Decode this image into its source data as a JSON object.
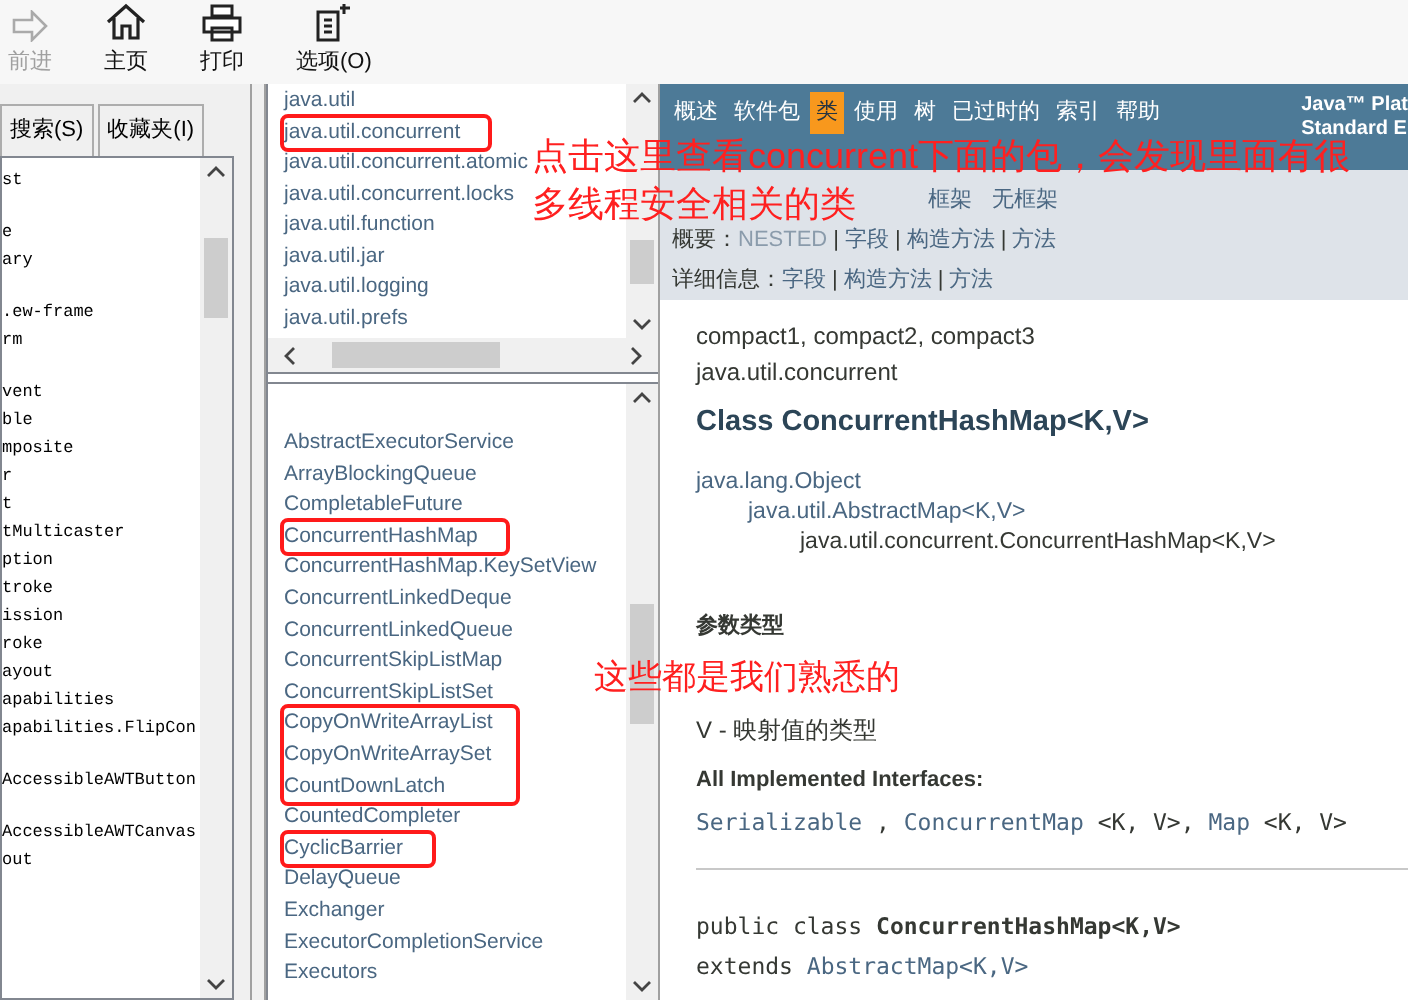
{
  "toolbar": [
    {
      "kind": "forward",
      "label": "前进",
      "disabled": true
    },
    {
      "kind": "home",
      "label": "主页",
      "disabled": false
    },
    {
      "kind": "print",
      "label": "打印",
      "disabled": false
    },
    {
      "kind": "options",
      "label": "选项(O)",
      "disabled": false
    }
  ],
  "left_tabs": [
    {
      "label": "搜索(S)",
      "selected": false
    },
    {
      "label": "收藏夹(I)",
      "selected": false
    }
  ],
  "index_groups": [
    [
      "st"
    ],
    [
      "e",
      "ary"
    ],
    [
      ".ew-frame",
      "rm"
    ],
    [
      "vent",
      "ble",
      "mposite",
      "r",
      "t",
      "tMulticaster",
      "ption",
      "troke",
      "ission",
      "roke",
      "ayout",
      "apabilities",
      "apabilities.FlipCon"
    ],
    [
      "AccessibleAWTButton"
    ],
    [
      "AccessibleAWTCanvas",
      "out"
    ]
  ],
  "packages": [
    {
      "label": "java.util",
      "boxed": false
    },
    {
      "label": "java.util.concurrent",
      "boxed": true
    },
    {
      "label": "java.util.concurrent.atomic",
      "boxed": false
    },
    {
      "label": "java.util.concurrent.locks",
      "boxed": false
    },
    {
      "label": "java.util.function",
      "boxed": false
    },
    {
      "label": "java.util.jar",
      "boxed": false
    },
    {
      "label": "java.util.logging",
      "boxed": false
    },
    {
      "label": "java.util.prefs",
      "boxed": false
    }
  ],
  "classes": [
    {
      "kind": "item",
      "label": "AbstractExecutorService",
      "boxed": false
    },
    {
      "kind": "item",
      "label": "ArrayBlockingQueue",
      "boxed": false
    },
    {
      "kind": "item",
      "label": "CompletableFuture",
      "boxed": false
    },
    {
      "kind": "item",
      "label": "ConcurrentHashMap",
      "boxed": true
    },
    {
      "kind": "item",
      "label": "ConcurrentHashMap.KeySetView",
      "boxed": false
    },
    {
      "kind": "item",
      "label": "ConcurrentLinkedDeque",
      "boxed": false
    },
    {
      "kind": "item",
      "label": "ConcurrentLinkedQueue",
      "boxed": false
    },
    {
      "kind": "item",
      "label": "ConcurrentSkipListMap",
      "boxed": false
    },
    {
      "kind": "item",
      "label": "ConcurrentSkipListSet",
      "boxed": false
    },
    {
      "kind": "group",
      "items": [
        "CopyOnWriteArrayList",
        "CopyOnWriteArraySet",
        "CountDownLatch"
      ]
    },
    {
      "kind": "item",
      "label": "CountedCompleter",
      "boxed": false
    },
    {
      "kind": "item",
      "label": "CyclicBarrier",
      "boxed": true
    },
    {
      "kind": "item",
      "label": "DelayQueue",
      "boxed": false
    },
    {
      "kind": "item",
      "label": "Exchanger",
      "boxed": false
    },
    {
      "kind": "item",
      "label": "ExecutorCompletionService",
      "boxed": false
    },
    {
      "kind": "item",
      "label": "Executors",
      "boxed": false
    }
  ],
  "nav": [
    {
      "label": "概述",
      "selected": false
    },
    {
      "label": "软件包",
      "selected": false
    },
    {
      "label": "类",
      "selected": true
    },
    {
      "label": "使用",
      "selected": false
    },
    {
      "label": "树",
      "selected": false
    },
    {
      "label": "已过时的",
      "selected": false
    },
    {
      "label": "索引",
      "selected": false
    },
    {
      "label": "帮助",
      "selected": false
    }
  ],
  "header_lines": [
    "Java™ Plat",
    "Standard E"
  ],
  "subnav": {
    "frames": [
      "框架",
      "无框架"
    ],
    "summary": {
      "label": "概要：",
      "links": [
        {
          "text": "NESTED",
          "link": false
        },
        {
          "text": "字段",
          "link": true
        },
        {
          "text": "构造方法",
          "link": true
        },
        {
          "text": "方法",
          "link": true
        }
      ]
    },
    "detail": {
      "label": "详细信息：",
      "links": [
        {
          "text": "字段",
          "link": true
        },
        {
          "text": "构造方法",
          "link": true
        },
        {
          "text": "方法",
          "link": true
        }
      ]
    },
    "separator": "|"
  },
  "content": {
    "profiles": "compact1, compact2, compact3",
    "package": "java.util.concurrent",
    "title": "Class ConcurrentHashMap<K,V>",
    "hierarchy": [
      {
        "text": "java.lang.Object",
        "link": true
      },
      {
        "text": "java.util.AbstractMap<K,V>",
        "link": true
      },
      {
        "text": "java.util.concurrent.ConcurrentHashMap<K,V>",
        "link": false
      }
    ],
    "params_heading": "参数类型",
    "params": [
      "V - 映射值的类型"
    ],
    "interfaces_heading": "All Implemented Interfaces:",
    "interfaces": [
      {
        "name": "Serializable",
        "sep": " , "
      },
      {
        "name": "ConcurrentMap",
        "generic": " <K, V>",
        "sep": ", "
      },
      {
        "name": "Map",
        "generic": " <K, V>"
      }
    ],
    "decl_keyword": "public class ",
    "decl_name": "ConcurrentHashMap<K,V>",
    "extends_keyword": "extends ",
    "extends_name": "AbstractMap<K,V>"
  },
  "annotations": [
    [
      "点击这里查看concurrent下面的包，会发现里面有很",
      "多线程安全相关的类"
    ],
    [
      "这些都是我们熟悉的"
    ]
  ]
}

▶ Short problem: Each line in the listing above that contains "util" should be copied.

▶ Full response:
      "label": "java.util",
      "label": "java.util.concurrent",
      "label": "java.util.concurrent.atomic",
      "label": "java.util.concurrent.locks",
      "label": "java.util.function",
      "label": "java.util.jar",
      "label": "java.util.logging",
      "label": "java.util.prefs",
    "package": "java.util.concurrent",
        "text": "java.util.AbstractMap<K,V>",
        "text": "java.util.concurrent.ConcurrentHashMap<K,V>",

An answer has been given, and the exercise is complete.